|Abstract as per original application
This project will investigate distributed protocols that securely realize mechanisms for various allocation and selection problems among self-serving agents. In blockchain applications, an assignment protocol enables fair distribution of goods or chores among agents without any trusted central authority, and a selection protocol lets investors with conflicting interests decide which combination of crowdfunding projects to sponsor.
In the literature, deterministic notions of fairness have been considered, but sometimes randomness is necessary. For instance, in the lottery problem, which is a special case of both assignment and selection problems, one prize is given to exactly one agent. The only reasonable mechanism is to select one agent uniformly at random as the winner. However, without a trusted authority, the agents themselves are responsible for generating the randomness in a distributed protocol. Unfortunately, standard cryptographic approaches such as secure multi-party computation require a majority of the agents to be honest, which is not a realistic assumption, because every agent might deviate from the protocol to increase its utility.
Nevertheless, the lottery problem can be solved by the tournament tree protocol, which employs a commitment scheme based on standard assumptions such as one-way functions. Even though one cannot prove security in the strongest sense that the winner is unbiased, the tournament tree satisfies some game theoretic notions of security. For example, an honest agent following the protocol will be guaranteed at least the same probability of winning, even if all other agents conspire against it. Moreover, agents forming a coalition also cannot increase their combined chance of winning.

Parts of the exercise:
A: State whether each statement agrees with the abstract, answering yes or no and quoting the words that decide it: (i) secure multi-party computation requires a majority of the agents to be honest; (ii) the tournament tree protocol can be proven secure in the strongest sense that the winner is unbiased; (iii) in the lottery problem, one prize goes to exactly one agent.
B: Rewrite the stretch of the abstract from "In the literature, deterministic" through "increase its utility.", replacing "agents" with "participants" throughout.
The listing that follows is separate material.

Information provided:
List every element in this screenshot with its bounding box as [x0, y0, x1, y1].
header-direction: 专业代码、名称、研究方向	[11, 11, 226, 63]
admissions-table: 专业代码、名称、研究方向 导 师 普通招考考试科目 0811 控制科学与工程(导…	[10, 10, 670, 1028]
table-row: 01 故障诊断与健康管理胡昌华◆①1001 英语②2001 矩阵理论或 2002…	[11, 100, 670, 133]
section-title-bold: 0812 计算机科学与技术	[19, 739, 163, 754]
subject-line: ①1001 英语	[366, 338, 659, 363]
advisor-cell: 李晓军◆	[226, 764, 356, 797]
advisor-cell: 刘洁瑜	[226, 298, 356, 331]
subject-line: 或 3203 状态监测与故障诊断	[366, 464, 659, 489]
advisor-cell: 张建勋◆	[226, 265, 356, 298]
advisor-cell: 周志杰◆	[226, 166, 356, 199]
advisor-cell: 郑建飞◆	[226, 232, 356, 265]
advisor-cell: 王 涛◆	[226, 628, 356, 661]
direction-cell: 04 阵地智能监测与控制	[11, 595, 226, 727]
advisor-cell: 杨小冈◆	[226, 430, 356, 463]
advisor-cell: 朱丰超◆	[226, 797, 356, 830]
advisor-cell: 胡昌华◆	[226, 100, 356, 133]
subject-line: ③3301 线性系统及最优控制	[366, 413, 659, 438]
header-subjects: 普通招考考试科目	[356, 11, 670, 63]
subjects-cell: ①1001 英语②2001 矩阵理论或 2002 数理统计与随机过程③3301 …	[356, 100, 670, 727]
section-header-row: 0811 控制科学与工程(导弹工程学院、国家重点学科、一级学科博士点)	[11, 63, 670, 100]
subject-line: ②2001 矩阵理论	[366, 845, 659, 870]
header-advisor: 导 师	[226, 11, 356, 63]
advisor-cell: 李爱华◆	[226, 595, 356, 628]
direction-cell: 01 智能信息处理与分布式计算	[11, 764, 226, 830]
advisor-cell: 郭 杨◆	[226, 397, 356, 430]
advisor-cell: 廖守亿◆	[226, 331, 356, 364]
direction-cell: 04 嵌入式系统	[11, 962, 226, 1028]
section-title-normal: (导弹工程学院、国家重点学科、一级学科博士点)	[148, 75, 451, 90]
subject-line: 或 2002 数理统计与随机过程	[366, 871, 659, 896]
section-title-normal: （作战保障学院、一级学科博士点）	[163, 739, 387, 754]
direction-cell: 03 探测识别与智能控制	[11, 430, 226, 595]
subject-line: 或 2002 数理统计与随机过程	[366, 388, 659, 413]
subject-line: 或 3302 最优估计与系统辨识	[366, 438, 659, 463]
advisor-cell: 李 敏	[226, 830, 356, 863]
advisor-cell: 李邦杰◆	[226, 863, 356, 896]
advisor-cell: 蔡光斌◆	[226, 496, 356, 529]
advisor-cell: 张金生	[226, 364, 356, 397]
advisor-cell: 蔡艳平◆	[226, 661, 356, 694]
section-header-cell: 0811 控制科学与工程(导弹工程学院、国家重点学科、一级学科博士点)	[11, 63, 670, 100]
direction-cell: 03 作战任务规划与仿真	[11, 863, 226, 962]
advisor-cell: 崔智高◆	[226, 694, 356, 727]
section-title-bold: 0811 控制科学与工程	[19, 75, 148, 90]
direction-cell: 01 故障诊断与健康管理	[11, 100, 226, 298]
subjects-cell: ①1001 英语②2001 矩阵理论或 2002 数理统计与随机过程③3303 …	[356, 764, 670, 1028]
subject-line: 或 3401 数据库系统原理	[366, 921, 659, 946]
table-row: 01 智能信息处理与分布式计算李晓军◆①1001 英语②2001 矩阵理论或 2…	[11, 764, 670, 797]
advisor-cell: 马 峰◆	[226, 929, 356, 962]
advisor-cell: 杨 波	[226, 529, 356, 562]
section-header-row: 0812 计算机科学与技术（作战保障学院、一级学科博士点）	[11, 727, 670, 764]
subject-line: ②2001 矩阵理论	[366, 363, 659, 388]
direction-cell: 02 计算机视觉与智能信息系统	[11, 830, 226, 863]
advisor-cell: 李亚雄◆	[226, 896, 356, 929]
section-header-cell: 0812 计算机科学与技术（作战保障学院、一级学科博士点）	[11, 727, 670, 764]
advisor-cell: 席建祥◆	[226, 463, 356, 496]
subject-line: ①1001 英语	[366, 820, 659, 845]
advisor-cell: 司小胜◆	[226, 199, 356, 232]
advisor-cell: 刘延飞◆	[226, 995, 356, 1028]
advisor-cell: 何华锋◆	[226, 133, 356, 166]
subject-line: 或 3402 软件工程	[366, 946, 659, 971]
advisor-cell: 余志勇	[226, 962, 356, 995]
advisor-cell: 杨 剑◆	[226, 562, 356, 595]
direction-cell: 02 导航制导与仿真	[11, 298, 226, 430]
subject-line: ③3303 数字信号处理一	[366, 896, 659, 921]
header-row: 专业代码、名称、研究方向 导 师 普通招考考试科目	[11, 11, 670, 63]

Your written answers:
A:
(i) Yes: "standard cryptographic approaches such as secure multi-party computation require a majority of the agents to be honest"
(ii) No: "Even though one cannot prove security in the strongest sense that the winner is unbiased"
(iii) Yes: "one prize is given to exactly one agent"

B:
In the literature, deterministic notions of fairness have been considered, but sometimes randomness is necessary. For instance, in the lottery problem, which is a special case of both assignment and selection problems, one prize is given to exactly one agent. The only reasonable mechanism is to select one agent uniformly at random as the winner. However, without a trusted authority, the participants themselves are responsible for generating the randomness in a distributed protocol. Unfortunately, standard cryptographic approaches such as secure multi-party computation require a majority of the participants to be honest, which is not a realistic assumption, because every agent might deviate from the protocol to increase its utility.